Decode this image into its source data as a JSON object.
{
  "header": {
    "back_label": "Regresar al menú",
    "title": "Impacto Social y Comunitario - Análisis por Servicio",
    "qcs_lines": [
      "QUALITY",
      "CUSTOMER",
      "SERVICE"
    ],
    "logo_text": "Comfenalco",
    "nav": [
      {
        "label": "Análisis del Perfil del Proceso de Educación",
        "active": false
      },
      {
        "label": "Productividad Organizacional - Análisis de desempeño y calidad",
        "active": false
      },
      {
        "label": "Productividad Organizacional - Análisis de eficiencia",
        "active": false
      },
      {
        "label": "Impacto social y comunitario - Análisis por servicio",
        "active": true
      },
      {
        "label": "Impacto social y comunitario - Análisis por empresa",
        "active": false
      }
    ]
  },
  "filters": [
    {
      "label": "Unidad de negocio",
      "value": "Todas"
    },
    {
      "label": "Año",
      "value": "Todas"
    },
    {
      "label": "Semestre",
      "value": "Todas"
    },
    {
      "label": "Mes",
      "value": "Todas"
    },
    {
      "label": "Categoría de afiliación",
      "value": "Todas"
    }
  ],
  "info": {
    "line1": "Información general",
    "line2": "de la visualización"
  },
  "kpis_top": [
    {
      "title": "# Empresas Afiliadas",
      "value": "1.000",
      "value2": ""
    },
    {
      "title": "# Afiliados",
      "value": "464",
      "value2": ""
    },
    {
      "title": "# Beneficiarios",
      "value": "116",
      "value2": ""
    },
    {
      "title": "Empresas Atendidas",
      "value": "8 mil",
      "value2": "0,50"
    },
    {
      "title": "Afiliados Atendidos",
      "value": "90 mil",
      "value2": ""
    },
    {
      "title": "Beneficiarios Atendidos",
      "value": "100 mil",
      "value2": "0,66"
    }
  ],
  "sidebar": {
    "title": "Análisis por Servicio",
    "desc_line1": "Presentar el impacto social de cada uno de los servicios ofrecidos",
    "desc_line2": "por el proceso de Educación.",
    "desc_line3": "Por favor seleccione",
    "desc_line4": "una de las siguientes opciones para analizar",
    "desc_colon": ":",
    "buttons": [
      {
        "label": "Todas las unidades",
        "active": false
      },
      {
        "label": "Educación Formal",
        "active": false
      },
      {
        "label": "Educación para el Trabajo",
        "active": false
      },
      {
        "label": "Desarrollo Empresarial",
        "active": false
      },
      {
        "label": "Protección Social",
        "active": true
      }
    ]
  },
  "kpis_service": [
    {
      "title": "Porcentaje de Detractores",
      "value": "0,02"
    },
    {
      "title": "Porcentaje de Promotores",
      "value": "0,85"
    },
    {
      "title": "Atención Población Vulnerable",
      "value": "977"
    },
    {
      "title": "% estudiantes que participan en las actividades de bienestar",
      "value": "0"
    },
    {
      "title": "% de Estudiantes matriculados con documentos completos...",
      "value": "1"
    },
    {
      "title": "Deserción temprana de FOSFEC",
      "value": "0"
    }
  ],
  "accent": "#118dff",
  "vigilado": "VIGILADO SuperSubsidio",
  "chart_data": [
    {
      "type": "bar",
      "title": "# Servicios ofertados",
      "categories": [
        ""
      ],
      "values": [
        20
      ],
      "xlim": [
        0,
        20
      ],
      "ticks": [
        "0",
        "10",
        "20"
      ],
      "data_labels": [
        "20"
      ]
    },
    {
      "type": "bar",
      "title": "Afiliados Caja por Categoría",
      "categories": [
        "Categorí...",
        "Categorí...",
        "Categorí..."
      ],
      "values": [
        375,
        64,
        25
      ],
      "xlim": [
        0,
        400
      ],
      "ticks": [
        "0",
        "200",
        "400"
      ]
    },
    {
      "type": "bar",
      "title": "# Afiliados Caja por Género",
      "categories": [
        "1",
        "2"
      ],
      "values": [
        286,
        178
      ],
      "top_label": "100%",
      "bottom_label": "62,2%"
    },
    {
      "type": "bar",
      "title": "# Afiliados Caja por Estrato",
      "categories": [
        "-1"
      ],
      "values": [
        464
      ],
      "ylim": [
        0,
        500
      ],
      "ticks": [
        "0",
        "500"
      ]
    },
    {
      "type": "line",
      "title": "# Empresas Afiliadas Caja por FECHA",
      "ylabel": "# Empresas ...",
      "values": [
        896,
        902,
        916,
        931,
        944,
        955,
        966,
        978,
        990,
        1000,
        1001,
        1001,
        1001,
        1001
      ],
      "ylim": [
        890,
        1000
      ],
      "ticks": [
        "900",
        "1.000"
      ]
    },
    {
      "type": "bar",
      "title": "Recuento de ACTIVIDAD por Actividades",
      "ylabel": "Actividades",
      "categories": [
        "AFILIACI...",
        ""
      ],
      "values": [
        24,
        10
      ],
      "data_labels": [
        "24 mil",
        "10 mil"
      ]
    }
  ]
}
************
EXERCISE: Identify each line of the material where the word "Productividad" shows up, and copy it.

TASK RESULT:
        "label": "Productividad Organizacional - Análisis de desempeño y calidad",
        "label": "Productividad Organizacional - Análisis de eficiencia",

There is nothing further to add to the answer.